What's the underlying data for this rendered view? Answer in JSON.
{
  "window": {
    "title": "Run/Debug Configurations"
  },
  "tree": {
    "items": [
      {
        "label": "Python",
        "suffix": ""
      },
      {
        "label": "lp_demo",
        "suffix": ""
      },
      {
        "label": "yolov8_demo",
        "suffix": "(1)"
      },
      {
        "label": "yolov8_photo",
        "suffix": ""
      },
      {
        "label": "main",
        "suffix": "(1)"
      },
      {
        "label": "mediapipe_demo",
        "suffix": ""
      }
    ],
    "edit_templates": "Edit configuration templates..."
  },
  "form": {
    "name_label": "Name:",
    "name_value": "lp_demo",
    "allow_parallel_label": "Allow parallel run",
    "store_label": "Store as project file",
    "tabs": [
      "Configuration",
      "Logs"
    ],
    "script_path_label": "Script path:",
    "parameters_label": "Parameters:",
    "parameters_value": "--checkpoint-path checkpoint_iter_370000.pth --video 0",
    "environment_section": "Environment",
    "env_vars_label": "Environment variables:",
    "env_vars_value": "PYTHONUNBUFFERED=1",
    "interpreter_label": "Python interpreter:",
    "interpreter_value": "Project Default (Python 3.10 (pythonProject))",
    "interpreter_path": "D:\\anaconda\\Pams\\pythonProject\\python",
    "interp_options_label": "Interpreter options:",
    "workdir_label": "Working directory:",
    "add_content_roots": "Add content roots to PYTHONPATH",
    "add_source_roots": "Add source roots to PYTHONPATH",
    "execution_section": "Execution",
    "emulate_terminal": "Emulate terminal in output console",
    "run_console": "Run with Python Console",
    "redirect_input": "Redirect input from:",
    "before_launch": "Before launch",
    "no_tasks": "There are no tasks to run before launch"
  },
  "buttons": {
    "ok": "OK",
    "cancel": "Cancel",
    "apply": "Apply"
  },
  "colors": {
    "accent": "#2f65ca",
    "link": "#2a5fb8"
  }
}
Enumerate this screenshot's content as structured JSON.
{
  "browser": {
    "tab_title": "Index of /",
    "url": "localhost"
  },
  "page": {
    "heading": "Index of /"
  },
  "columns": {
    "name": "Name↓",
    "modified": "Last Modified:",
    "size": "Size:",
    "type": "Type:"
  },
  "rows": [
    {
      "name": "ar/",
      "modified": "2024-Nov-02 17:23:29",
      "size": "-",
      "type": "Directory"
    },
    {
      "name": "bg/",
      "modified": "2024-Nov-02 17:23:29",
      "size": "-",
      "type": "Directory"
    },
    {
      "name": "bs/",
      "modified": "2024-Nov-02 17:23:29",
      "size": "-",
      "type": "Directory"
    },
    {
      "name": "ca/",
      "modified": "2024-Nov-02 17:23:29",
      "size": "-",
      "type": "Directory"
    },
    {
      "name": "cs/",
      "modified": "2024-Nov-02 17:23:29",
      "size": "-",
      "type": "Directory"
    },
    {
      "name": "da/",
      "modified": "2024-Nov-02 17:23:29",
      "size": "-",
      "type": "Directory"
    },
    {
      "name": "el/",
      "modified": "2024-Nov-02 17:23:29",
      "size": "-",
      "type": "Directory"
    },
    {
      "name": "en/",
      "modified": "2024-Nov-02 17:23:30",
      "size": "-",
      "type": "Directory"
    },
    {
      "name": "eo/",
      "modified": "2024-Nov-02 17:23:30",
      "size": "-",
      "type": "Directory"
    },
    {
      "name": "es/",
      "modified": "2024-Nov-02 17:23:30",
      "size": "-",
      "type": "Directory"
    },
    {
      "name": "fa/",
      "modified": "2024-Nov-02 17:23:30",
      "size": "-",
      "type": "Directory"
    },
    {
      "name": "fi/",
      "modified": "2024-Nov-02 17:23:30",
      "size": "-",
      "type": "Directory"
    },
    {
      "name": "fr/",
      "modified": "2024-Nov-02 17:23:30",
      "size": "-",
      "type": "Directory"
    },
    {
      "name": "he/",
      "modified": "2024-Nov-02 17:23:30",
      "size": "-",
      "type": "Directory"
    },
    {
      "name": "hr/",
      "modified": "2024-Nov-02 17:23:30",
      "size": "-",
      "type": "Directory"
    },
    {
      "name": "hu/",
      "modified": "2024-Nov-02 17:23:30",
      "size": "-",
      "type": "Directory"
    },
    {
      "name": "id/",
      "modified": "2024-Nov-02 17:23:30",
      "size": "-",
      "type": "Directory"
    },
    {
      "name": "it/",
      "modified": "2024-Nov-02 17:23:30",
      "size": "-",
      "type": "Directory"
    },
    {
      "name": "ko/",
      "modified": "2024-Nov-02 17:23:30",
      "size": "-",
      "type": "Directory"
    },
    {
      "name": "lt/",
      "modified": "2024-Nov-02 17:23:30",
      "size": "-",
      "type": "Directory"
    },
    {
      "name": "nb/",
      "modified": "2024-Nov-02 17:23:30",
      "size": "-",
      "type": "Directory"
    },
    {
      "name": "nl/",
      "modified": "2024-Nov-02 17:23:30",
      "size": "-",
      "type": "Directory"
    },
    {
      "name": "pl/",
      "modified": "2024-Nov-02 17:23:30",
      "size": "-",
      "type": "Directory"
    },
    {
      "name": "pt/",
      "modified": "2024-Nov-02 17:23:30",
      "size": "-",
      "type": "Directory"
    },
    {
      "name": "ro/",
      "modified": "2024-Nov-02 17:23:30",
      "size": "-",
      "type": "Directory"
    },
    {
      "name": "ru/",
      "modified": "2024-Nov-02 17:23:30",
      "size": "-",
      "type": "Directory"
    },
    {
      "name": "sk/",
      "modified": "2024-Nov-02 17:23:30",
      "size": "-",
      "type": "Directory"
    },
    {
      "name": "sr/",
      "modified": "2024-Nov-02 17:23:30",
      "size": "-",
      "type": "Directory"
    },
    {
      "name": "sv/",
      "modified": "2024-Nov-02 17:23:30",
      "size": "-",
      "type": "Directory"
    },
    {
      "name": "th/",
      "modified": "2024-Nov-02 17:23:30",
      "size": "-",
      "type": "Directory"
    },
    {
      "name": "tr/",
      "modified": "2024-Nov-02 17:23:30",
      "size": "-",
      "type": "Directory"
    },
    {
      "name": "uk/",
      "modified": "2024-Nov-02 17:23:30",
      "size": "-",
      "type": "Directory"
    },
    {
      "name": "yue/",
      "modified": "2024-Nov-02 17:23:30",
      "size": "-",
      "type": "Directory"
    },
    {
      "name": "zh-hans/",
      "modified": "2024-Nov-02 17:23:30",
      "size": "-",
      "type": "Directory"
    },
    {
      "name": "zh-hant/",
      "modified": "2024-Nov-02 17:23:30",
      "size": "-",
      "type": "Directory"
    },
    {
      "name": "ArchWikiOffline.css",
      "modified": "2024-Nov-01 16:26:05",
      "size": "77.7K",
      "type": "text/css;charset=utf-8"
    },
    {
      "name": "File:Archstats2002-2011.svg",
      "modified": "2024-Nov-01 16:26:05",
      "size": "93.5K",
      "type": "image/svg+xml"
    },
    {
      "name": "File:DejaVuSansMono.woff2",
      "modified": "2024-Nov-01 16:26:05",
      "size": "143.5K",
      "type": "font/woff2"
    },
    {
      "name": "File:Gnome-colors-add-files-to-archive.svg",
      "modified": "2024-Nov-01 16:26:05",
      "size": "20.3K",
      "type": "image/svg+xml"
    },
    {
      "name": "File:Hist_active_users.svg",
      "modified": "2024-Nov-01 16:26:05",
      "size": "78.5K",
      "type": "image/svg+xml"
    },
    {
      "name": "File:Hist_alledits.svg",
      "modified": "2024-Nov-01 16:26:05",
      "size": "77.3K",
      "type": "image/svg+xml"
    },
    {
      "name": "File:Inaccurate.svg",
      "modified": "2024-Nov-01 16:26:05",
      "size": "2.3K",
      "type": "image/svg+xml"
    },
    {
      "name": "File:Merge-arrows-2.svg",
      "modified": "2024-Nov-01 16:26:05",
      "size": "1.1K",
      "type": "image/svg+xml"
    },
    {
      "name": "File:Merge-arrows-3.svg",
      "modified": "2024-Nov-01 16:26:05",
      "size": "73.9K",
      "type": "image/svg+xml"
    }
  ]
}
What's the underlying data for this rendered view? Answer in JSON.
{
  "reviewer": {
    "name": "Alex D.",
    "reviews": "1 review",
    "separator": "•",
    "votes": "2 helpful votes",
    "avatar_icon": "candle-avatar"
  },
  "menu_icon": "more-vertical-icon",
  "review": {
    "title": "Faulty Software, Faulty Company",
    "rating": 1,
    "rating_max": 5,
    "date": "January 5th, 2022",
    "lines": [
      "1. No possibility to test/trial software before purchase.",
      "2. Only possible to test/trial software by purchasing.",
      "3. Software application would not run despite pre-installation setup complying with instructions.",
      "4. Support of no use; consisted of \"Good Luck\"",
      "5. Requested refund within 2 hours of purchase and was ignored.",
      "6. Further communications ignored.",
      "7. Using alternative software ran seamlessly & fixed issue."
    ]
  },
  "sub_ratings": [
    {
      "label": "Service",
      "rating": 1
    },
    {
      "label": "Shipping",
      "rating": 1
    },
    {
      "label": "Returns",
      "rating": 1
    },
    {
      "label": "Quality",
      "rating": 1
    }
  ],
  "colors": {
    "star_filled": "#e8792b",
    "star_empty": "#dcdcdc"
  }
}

WHAT IS BEING ASKED >> How many lines of the entries above hold the string "test"? Reply with the number alone.

FINISHED EXERCISE >> 2